> DESCRIPTION OF THE TASK
Pick out all lines in the listing holding the string "JSON" and copy them.

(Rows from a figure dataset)
-------------------------

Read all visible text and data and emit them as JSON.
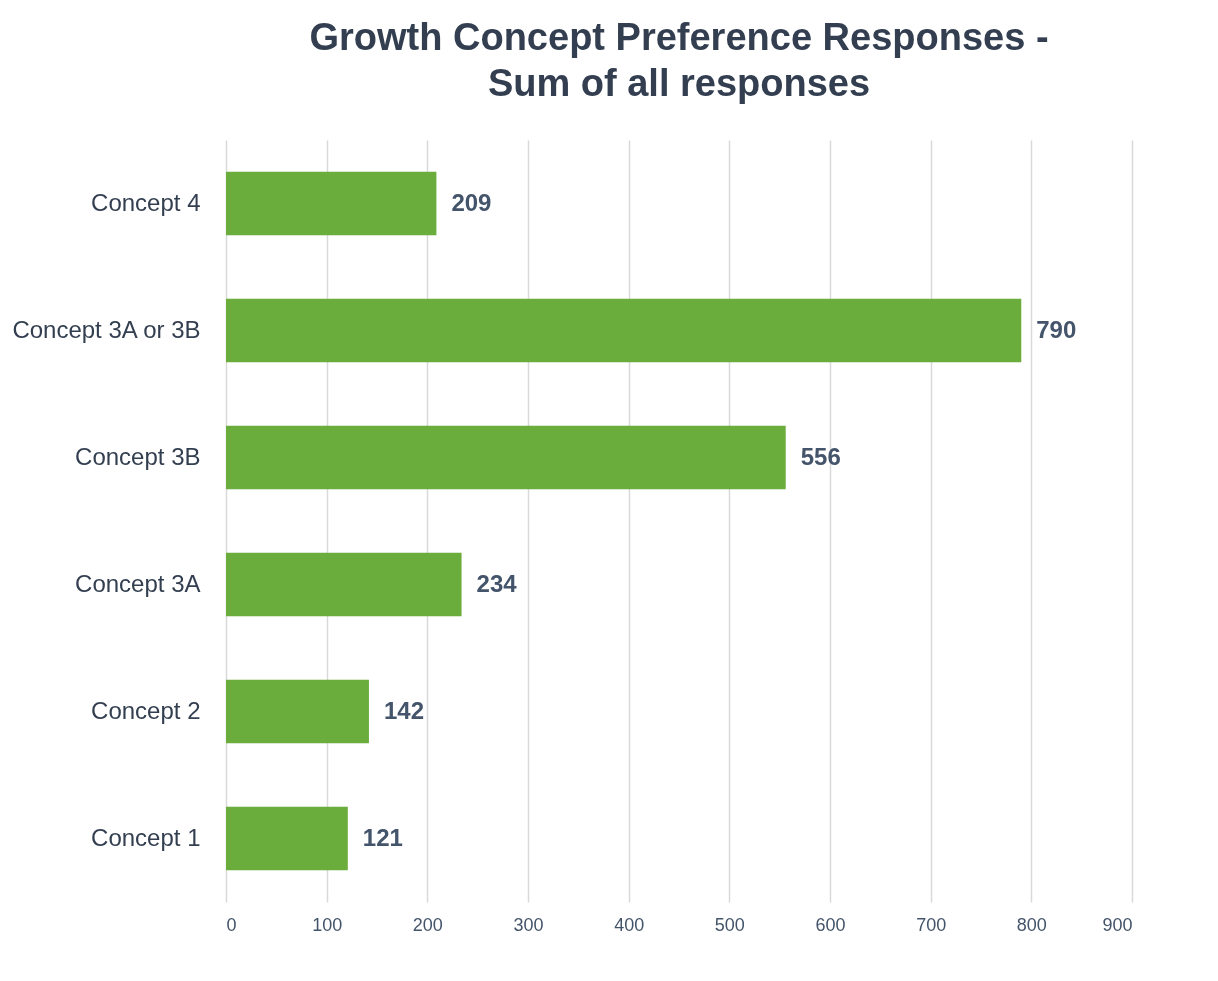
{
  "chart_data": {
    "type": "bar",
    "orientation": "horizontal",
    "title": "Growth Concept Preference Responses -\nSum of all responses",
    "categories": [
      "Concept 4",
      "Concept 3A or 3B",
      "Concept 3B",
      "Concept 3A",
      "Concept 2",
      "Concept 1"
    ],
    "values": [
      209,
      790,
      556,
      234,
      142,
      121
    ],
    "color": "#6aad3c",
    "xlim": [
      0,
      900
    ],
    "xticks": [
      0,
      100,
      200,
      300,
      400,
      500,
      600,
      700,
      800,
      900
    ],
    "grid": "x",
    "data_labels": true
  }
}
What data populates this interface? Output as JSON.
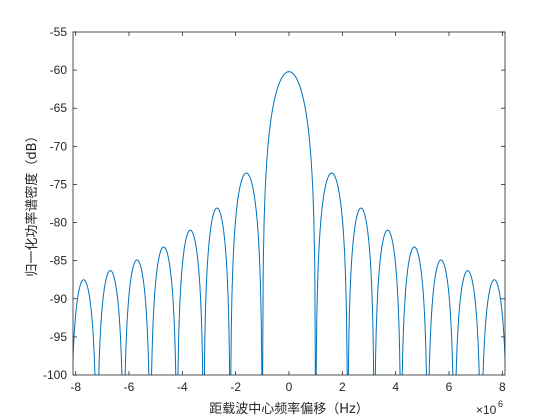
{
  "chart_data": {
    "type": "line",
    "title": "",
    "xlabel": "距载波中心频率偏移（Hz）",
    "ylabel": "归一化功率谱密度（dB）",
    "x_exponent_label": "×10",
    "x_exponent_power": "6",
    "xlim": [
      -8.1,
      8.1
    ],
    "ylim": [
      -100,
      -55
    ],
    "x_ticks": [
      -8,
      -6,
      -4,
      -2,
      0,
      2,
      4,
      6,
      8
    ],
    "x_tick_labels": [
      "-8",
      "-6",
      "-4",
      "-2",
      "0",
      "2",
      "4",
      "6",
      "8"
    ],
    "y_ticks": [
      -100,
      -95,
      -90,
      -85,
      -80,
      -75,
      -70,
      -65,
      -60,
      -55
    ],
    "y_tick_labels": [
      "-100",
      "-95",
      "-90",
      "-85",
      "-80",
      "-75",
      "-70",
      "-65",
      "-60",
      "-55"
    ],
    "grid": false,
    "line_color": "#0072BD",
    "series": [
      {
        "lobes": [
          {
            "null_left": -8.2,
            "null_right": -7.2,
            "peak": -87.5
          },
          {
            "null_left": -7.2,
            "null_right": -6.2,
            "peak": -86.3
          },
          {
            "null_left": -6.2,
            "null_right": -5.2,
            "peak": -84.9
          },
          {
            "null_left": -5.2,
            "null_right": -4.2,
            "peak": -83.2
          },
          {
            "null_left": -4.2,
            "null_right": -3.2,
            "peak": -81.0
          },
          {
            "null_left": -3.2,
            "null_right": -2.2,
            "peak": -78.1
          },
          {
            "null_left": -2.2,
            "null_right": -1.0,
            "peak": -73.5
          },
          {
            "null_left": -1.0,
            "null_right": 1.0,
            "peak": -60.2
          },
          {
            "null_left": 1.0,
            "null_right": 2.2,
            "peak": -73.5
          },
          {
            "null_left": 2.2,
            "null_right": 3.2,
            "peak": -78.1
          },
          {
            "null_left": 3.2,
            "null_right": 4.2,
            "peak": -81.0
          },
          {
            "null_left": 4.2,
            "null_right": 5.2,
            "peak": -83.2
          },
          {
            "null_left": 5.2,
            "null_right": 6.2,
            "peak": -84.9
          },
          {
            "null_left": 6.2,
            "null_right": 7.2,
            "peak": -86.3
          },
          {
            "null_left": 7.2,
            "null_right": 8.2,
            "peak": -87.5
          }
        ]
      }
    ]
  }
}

-------------------------

> TASK RESULT
Read all visible text and data and emit them as JSON.
What data populates this interface? Output as JSON.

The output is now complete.